> Given records:
►

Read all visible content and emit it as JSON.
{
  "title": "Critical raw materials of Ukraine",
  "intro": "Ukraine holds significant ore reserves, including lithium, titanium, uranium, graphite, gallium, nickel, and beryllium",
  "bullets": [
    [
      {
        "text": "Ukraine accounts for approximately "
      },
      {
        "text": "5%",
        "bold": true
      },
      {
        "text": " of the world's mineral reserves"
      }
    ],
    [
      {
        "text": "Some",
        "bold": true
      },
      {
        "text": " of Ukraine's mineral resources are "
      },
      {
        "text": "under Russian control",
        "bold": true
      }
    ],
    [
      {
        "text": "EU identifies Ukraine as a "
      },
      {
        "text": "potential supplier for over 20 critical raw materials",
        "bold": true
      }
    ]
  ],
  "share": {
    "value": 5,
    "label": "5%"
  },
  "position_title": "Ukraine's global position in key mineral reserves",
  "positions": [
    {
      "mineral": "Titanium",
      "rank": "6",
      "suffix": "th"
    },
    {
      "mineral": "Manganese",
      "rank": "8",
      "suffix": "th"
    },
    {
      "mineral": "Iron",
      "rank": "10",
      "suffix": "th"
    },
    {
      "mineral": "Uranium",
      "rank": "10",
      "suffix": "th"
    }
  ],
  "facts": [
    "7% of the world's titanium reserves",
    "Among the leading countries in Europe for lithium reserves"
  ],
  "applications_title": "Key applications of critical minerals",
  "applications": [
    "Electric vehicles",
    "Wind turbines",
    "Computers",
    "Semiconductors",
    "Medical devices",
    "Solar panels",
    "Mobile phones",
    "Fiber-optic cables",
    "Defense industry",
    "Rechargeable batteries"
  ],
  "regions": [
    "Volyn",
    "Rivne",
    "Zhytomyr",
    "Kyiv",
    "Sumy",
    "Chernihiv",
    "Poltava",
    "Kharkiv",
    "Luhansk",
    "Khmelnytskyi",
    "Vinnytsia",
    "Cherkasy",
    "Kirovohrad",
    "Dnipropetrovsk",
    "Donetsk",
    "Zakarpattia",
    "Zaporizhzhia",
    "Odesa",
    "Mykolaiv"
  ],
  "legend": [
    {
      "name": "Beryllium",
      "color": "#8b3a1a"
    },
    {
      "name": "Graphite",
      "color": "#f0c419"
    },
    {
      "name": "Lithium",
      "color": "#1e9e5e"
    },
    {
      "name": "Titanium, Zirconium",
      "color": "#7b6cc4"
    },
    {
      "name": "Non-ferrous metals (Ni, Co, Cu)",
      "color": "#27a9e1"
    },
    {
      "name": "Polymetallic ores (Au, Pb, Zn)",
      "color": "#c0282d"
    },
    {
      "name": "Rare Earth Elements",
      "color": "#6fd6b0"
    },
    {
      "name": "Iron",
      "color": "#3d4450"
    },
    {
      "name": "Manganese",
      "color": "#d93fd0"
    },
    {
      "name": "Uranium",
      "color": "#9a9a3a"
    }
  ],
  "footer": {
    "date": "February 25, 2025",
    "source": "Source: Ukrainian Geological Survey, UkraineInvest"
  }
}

◄

> Short task: Transcribe every entry word for word.

> The output:
Read all visible content and emit it as JSON.
{
  "title": "Critical raw materials of Ukraine",
  "intro": "Ukraine holds significant ore reserves, including lithium, titanium, uranium, graphite, gallium, nickel, and beryllium",
  "bullets": [
    [
      {
        "text": "Ukraine accounts for approximately "
      },
      {
        "text": "5%",
        "bold": true
      },
      {
        "text": " of the world's mineral reserves"
      }
    ],
    [
      {
        "text": "Some",
        "bold": true
      },
      {
        "text": " of Ukraine's mineral resources are "
      },
      {
        "text": "under Russian control",
        "bold": true
      }
    ],
    [
      {
        "text": "EU identifies Ukraine as a "
      },
      {
        "text": "potential supplier for over 20 critical raw materials",
        "bold": true
      }
    ]
  ],
  "share": {
    "value": 5,
    "label": "5%"
  },
  "position_title": "Ukraine's global position in key mineral reserves",
  "positions": [
    {
      "mineral": "Titanium",
      "rank": "6",
      "suffix": "th"
    },
    {
      "mineral": "Manganese",
      "rank": "8",
      "suffix": "th"
    },
    {
      "mineral": "Iron",
      "rank": "10",
      "suffix": "th"
    },
    {
      "mineral": "Uranium",
      "rank": "10",
      "suffix": "th"
    }
  ],
  "facts": [
    "7% of the world's titanium reserves",
    "Among the leading countries in Europe for lithium reserves"
  ],
  "applications_title": "Key applications of critical minerals",
  "applications": [
    "Electric vehicles",
    "Wind turbines",
    "Computers",
    "Semiconductors",
    "Medical devices",
    "Solar panels",
    "Mobile phones",
    "Fiber-optic cables",
    "Defense industry",
    "Rechargeable batteries"
  ],
  "regions": [
    "Volyn",
    "Rivne",
    "Zhytomyr",
    "Kyiv",
    "Sumy",
    "Chernihiv",
    "Poltava",
    "Kharkiv",
    "Luhansk",
    "Khmelnytskyi",
    "Vinnytsia",
    "Cherkasy",
    "Kirovohrad",
    "Dnipropetrovsk",
    "Donetsk",
    "Zakarpattia",
    "Zaporizhzhia",
    "Odesa",
    "Mykolaiv"
  ],
  "legend": [
    {
      "name": "Beryllium",
      "color": "#8b3a1a"
    },
    {
      "name": "Graphite",
      "color": "#f0c419"
    },
    {
      "name": "Lithium",
      "color": "#1e9e5e"
    },
    {
      "name": "Titanium, Zirconium",
      "color": "#7b6cc4"
    },
    {
      "name": "Non-ferrous metals (Ni, Co, Cu)",
      "color": "#27a9e1"
    },
    {
      "name": "Polymetallic ores (Au, Pb, Zn)",
      "color": "#c0282d"
    },
    {
      "name": "Rare Earth Elements",
      "color": "#6fd6b0"
    },
    {
      "name": "Iron",
      "color": "#3d4450"
    },
    {
      "name": "Manganese",
      "color": "#d93fd0"
    },
    {
      "name": "Uranium",
      "color": "#9a9a3a"
    }
  ],
  "footer": {
    "date": "February 25, 2025",
    "source": "Source: Ukrainian Geological Survey, UkraineInvest"
  }
}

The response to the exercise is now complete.